== EXERCISE PROMPT ==
Copy each record exactly as it reads, leaving out any pictures it holds.

Collected data:
----------

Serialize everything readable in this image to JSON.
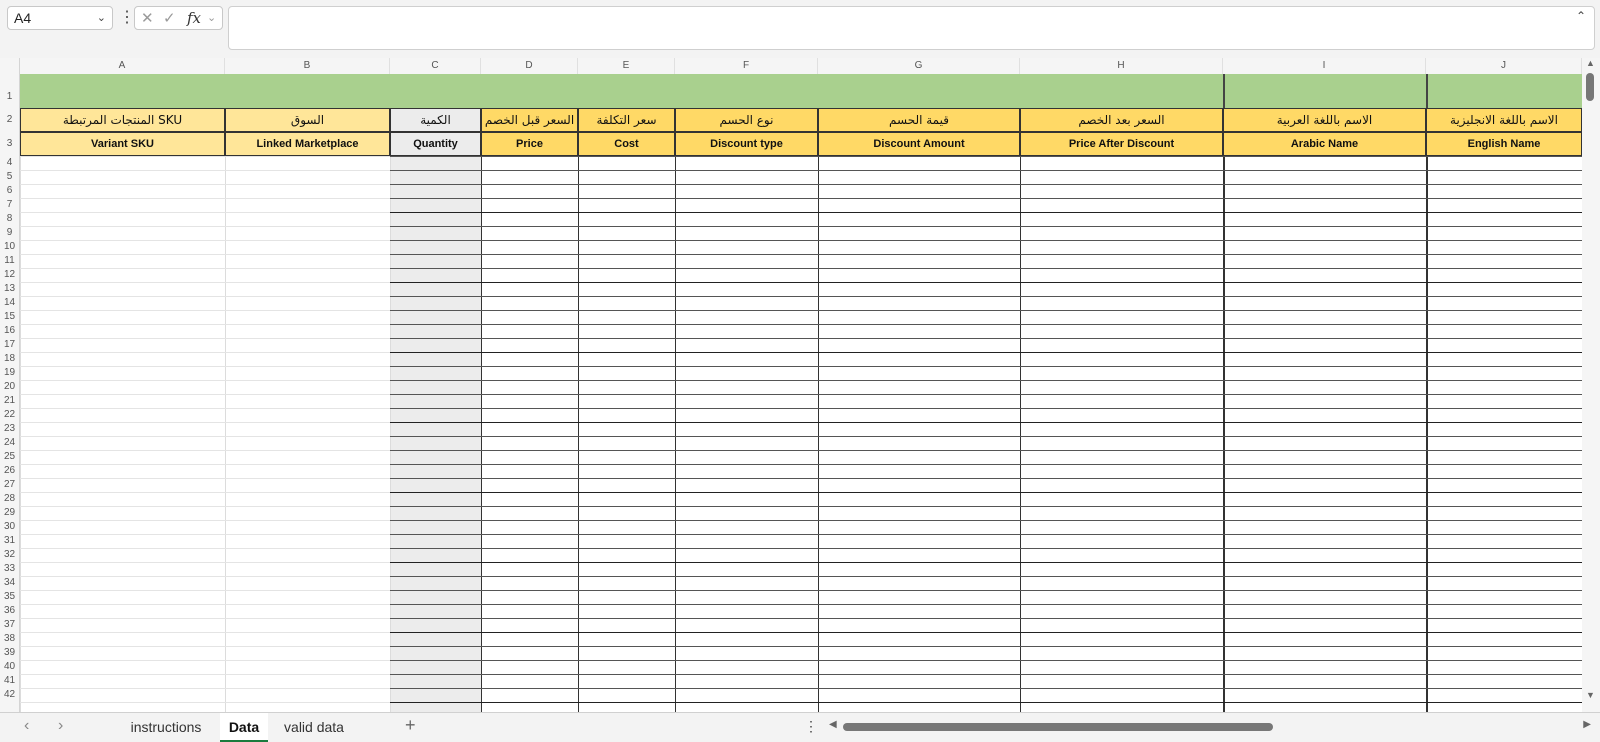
{
  "formula_bar": {
    "name_box": "A4",
    "fx_label": "fx",
    "formula_value": ""
  },
  "columns": [
    "A",
    "B",
    "C",
    "D",
    "E",
    "F",
    "G",
    "H",
    "I",
    "J"
  ],
  "rows": [
    "1",
    "2",
    "3",
    "4",
    "5",
    "6",
    "7",
    "8",
    "9",
    "10",
    "11",
    "12",
    "13",
    "14",
    "15",
    "16",
    "17",
    "18",
    "19",
    "20",
    "21",
    "22",
    "23",
    "24",
    "25",
    "26",
    "27",
    "28",
    "29",
    "30",
    "31",
    "32",
    "33",
    "34",
    "35",
    "36",
    "37",
    "38",
    "39",
    "40",
    "41",
    "42"
  ],
  "headers_ar": [
    "SKU المنتجات المرتبطة",
    "السوق",
    "الكمية",
    "السعر قبل الخصم",
    "سعر التكلفة",
    "نوع الحسم",
    "قيمة الحسم",
    "السعر بعد الخصم",
    "الاسم باللغة العربية",
    "الاسم باللغة الانجليزية"
  ],
  "headers_en": [
    "Variant SKU",
    "Linked Marketplace",
    "Quantity",
    "Price",
    "Cost",
    "Discount type",
    "Discount Amount",
    "Price After Discount",
    "Arabic Name",
    "English Name"
  ],
  "sheet_tabs": [
    {
      "label": "instructions",
      "active": false
    },
    {
      "label": "Data",
      "active": true
    },
    {
      "label": "valid data",
      "active": false
    }
  ],
  "colors": {
    "title_band": "#a9d08e",
    "header": "#ffd966",
    "header_light": "#ffe699",
    "quantity": "#ececec",
    "active_tab_accent": "#1a7b3e"
  }
}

----------

== COMPLETE RESPONSE ==
Serialize everything readable in this image to JSON.
{
  "formula_bar": {
    "name_box": "A4",
    "fx_label": "fx",
    "formula_value": ""
  },
  "columns": [
    "A",
    "B",
    "C",
    "D",
    "E",
    "F",
    "G",
    "H",
    "I",
    "J"
  ],
  "rows": [
    "1",
    "2",
    "3",
    "4",
    "5",
    "6",
    "7",
    "8",
    "9",
    "10",
    "11",
    "12",
    "13",
    "14",
    "15",
    "16",
    "17",
    "18",
    "19",
    "20",
    "21",
    "22",
    "23",
    "24",
    "25",
    "26",
    "27",
    "28",
    "29",
    "30",
    "31",
    "32",
    "33",
    "34",
    "35",
    "36",
    "37",
    "38",
    "39",
    "40",
    "41",
    "42"
  ],
  "headers_ar": [
    "SKU المنتجات المرتبطة",
    "السوق",
    "الكمية",
    "السعر قبل الخصم",
    "سعر التكلفة",
    "نوع الحسم",
    "قيمة الحسم",
    "السعر بعد الخصم",
    "الاسم باللغة العربية",
    "الاسم باللغة الانجليزية"
  ],
  "headers_en": [
    "Variant SKU",
    "Linked Marketplace",
    "Quantity",
    "Price",
    "Cost",
    "Discount type",
    "Discount Amount",
    "Price After Discount",
    "Arabic Name",
    "English Name"
  ],
  "sheet_tabs": [
    {
      "label": "instructions",
      "active": false
    },
    {
      "label": "Data",
      "active": true
    },
    {
      "label": "valid data",
      "active": false
    }
  ],
  "colors": {
    "title_band": "#a9d08e",
    "header": "#ffd966",
    "header_light": "#ffe699",
    "quantity": "#ececec",
    "active_tab_accent": "#1a7b3e"
  }
}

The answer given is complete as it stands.